§ **STATED GOAL**:
Please work out how many lines in the material contain "JSON" and give only that figure.
* start *
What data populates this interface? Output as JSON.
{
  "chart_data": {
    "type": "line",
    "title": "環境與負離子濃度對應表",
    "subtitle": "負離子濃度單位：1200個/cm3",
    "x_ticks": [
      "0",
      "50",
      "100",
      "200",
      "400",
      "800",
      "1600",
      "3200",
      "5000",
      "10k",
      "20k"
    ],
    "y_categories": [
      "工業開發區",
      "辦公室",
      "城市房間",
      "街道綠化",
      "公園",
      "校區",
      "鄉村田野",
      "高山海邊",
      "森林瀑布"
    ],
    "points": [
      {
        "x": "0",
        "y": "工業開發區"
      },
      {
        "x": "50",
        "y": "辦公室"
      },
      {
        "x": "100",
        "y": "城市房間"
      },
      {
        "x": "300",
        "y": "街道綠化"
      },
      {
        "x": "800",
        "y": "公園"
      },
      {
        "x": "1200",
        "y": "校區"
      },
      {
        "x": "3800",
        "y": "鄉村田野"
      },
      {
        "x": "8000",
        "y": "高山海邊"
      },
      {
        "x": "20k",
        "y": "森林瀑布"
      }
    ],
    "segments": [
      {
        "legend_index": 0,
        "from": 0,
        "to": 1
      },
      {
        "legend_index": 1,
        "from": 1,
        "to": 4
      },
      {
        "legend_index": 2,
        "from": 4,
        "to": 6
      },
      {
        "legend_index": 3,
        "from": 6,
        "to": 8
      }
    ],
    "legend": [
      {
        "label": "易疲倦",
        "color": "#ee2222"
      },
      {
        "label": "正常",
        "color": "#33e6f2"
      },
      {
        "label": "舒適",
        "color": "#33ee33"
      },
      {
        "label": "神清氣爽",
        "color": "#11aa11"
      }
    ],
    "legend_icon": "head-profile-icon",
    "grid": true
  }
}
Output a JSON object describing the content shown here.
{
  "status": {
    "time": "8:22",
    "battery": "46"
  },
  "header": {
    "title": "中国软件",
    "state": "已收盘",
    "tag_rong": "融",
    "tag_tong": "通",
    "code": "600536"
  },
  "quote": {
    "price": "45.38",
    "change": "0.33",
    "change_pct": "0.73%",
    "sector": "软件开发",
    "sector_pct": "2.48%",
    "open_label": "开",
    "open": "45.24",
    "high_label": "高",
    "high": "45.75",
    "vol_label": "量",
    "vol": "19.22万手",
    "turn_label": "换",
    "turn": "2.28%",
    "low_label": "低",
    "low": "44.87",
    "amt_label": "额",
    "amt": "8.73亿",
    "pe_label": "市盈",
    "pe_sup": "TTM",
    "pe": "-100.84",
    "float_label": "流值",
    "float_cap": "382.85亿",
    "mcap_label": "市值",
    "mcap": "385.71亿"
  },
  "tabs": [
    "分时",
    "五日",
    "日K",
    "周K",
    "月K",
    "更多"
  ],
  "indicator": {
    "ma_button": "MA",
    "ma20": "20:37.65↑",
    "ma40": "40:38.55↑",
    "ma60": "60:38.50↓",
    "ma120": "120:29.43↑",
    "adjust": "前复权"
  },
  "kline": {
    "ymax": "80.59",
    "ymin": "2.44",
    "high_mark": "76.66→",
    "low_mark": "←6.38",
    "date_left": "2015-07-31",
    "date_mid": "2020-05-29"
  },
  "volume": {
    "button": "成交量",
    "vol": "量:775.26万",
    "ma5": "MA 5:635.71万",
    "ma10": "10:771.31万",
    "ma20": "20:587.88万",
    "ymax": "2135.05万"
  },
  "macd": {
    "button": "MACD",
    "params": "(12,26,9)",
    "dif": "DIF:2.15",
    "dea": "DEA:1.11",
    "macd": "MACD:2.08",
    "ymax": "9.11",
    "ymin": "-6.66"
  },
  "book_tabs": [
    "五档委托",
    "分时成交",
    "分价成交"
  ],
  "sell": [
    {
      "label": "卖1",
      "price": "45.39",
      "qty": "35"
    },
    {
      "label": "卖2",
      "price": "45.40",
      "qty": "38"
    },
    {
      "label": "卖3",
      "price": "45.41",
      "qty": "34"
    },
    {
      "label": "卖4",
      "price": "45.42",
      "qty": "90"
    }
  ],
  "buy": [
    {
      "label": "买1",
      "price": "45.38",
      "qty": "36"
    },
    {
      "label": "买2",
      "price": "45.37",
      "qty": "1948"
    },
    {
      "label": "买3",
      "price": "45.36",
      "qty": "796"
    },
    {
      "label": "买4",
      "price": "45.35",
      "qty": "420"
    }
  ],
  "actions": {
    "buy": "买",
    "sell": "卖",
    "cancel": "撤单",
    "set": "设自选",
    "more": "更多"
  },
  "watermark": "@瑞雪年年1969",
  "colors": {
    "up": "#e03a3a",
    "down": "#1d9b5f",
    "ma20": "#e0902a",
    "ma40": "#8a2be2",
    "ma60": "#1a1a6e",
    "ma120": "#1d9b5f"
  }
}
* end *
§ **FINISHED TASK**:
2